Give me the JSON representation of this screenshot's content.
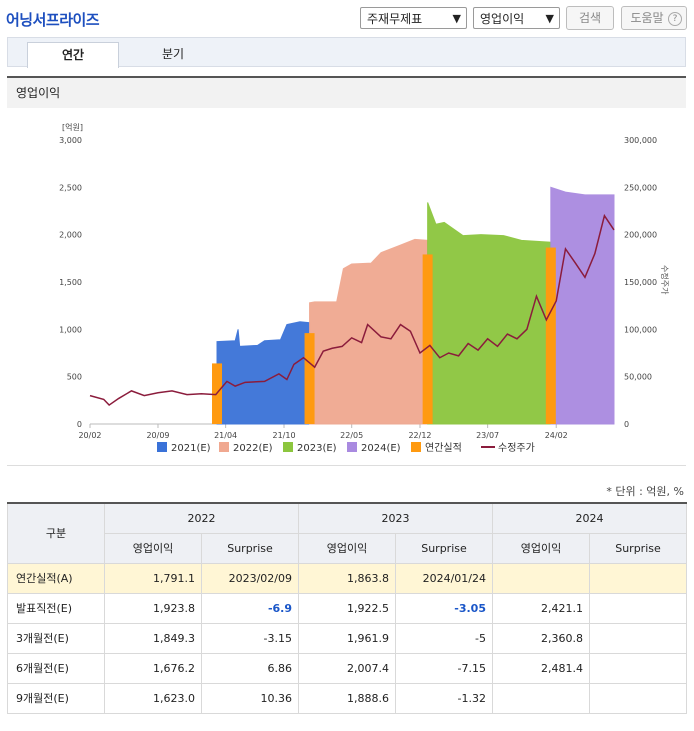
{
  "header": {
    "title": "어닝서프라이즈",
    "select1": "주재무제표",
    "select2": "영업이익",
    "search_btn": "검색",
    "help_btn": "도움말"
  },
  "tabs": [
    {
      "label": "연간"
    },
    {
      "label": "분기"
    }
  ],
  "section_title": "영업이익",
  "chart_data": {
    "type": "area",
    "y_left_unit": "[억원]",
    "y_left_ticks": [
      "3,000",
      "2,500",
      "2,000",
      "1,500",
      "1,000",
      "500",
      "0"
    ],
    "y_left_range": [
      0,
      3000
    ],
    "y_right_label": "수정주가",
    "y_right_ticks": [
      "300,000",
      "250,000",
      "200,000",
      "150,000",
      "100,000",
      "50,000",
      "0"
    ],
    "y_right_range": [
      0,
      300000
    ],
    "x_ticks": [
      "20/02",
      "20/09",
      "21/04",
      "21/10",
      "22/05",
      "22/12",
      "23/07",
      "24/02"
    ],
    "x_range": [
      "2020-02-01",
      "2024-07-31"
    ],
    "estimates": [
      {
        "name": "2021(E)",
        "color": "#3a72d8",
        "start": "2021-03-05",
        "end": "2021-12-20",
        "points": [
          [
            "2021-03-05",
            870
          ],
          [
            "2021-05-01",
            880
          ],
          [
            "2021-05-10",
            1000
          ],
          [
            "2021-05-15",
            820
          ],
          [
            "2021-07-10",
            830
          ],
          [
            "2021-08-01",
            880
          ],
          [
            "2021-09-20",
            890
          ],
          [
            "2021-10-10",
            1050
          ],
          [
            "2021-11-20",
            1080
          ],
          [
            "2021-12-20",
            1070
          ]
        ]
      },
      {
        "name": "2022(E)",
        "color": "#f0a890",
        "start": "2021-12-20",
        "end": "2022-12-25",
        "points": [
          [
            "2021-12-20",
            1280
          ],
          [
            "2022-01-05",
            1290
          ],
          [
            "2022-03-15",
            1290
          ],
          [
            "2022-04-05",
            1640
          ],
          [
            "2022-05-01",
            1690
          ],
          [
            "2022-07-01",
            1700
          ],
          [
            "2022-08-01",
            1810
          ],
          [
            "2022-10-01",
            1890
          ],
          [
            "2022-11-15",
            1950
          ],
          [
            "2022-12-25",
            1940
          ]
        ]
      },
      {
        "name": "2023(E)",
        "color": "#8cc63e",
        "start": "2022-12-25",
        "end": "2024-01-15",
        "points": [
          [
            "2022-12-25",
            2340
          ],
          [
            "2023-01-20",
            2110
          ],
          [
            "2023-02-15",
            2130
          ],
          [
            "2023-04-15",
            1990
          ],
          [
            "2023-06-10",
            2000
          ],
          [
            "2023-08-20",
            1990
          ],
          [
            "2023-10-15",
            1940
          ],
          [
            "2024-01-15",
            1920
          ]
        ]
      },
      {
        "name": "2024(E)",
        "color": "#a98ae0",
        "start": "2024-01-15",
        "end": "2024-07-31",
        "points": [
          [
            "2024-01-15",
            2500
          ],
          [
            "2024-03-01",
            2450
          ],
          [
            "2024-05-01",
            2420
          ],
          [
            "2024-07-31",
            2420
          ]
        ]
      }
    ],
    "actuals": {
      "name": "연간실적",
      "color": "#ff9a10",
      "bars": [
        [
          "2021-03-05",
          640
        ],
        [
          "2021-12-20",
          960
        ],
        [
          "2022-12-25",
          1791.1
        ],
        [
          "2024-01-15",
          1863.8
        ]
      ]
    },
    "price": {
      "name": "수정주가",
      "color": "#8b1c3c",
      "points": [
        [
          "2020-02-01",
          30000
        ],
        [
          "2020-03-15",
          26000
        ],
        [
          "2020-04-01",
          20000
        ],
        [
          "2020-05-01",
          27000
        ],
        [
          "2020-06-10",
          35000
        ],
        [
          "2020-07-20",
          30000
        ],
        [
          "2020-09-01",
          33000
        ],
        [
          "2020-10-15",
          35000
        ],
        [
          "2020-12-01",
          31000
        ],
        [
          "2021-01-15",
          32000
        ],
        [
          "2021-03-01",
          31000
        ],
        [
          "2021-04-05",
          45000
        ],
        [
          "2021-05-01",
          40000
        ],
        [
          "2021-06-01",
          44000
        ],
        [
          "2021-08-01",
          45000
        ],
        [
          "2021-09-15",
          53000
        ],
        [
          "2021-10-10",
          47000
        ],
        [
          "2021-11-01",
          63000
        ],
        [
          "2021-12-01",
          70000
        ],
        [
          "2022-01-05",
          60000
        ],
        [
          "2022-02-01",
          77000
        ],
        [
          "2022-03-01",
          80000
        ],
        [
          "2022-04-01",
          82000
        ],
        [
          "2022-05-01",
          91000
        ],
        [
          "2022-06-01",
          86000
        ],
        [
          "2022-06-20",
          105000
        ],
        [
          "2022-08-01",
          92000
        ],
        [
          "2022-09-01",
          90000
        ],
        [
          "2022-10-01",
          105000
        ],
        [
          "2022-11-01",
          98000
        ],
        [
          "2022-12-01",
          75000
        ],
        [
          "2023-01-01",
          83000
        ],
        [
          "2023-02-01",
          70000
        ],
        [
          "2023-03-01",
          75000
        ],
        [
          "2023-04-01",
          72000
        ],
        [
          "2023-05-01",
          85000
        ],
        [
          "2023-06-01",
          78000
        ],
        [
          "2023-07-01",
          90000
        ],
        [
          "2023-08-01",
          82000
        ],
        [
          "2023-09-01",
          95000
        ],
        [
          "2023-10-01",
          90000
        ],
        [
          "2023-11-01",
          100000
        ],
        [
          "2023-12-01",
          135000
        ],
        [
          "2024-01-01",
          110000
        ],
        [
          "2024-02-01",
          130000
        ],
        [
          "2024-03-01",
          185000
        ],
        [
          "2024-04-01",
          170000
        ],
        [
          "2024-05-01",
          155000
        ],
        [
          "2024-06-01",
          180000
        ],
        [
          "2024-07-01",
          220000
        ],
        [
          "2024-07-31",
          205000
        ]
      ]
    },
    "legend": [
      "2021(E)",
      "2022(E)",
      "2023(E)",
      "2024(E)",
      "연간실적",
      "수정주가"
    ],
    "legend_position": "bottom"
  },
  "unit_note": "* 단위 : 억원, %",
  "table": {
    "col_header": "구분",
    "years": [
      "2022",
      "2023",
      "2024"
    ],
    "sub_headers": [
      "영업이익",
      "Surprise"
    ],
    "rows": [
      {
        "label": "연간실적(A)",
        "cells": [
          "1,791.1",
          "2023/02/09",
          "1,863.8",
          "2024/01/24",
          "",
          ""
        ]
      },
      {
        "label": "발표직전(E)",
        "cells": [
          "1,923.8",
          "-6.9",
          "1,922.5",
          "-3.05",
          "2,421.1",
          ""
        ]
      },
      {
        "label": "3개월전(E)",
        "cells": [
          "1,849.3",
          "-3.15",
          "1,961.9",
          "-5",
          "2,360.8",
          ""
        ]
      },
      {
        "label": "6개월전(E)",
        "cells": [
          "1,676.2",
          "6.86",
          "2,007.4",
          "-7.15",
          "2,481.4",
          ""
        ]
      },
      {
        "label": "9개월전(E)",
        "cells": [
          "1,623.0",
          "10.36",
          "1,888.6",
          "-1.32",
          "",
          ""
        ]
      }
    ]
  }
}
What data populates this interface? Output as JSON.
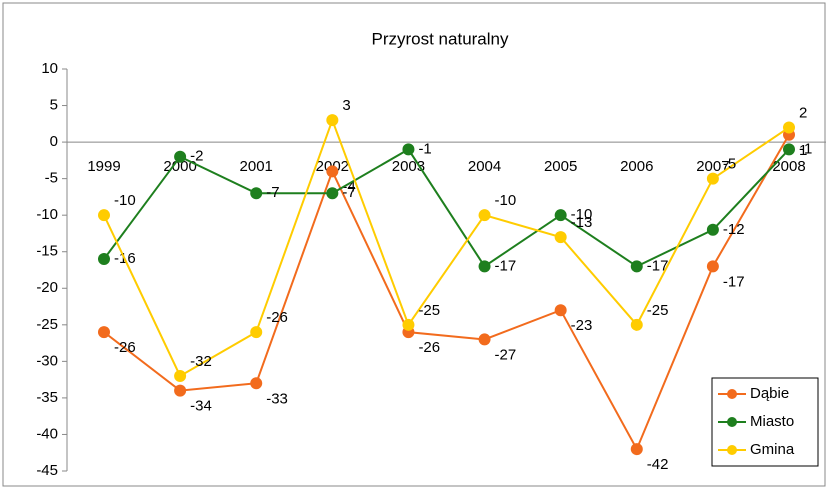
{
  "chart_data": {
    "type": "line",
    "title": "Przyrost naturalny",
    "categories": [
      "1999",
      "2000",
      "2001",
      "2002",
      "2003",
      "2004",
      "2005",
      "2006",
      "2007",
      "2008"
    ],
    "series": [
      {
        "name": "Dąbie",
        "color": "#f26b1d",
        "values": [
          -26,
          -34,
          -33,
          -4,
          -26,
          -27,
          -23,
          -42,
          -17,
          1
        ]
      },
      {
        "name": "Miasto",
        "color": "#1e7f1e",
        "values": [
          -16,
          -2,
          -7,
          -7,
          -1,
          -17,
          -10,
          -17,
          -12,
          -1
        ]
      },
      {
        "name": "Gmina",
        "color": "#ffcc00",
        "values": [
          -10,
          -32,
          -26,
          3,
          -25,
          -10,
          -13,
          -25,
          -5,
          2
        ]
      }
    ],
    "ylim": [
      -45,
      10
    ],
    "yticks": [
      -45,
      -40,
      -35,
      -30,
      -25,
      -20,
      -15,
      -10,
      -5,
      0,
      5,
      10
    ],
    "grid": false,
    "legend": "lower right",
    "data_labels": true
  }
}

------------------------

Instructions to follow ::
Please leave out the pictures while you copy exactly the lines from the one containing "What data populates" through the end of the records.

Finished exercise ::
What data populates this interface? Output as JSON.
{
  "chart_data": {
    "type": "line",
    "title": "Przyrost naturalny",
    "categories": [
      "1999",
      "2000",
      "2001",
      "2002",
      "2003",
      "2004",
      "2005",
      "2006",
      "2007",
      "2008"
    ],
    "series": [
      {
        "name": "Dąbie",
        "color": "#f26b1d",
        "values": [
          -26,
          -34,
          -33,
          -4,
          -26,
          -27,
          -23,
          -42,
          -17,
          1
        ]
      },
      {
        "name": "Miasto",
        "color": "#1e7f1e",
        "values": [
          -16,
          -2,
          -7,
          -7,
          -1,
          -17,
          -10,
          -17,
          -12,
          -1
        ]
      },
      {
        "name": "Gmina",
        "color": "#ffcc00",
        "values": [
          -10,
          -32,
          -26,
          3,
          -25,
          -10,
          -13,
          -25,
          -5,
          2
        ]
      }
    ],
    "ylim": [
      -45,
      10
    ],
    "yticks": [
      -45,
      -40,
      -35,
      -30,
      -25,
      -20,
      -15,
      -10,
      -5,
      0,
      5,
      10
    ],
    "grid": false,
    "legend": "lower right",
    "data_labels": true
  }
}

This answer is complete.